:: EXERCISE PROMPT ::
Copy every line of the following data that includes the string "color".

(Records that describe figures)
-.-.-

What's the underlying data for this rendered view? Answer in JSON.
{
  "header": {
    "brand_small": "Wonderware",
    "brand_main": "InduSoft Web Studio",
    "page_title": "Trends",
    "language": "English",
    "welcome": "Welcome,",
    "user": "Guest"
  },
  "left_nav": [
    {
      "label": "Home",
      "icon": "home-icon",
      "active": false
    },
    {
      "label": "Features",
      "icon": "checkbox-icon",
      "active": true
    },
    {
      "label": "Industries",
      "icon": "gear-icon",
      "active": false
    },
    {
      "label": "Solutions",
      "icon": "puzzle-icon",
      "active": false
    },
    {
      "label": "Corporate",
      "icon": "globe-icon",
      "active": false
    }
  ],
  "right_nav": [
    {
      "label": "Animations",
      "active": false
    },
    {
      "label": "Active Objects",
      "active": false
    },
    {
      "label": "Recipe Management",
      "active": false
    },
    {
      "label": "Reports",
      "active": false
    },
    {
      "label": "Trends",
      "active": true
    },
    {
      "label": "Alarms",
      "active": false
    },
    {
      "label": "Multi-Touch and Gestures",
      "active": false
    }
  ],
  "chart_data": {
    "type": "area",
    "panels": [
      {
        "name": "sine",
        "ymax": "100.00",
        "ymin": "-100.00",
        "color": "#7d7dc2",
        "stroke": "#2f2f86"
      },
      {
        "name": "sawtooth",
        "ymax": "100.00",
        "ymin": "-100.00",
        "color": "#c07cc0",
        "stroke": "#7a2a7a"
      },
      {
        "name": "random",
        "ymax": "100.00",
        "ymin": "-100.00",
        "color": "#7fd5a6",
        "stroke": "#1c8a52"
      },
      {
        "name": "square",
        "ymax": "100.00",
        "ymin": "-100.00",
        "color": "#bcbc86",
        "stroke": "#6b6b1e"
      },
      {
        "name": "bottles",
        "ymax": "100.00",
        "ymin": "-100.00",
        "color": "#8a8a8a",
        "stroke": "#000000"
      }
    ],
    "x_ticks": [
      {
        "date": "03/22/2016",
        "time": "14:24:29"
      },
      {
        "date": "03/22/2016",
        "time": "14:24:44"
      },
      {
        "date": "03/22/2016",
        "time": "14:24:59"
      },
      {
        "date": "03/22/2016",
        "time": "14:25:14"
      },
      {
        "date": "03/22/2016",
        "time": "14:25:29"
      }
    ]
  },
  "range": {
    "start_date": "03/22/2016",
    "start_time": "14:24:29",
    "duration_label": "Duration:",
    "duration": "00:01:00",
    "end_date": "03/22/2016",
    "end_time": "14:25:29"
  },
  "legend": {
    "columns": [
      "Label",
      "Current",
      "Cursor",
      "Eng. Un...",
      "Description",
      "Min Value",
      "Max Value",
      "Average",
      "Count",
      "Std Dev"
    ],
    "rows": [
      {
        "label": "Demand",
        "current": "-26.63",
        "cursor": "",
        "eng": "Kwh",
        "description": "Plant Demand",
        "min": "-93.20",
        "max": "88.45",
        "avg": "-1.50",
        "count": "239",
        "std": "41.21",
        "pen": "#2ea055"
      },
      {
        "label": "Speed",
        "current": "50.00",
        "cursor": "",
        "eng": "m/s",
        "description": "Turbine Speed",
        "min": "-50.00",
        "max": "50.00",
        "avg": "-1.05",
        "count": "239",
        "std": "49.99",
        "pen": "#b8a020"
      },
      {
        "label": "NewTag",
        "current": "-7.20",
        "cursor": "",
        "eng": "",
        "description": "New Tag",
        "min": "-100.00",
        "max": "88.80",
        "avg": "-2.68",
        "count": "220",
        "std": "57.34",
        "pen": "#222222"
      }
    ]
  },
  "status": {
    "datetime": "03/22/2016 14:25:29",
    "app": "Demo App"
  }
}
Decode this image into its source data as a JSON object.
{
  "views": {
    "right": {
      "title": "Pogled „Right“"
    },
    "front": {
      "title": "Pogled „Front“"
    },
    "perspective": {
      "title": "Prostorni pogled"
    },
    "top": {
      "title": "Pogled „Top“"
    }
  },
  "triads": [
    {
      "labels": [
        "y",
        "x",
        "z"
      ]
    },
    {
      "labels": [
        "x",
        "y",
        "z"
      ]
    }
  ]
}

-.-.-

:: ANSWER TO THIS PROBLEM ::
        "color": "#7d7dc2",
        "color": "#c07cc0",
        "color": "#7fd5a6",
        "color": "#bcbc86",
        "color": "#8a8a8a",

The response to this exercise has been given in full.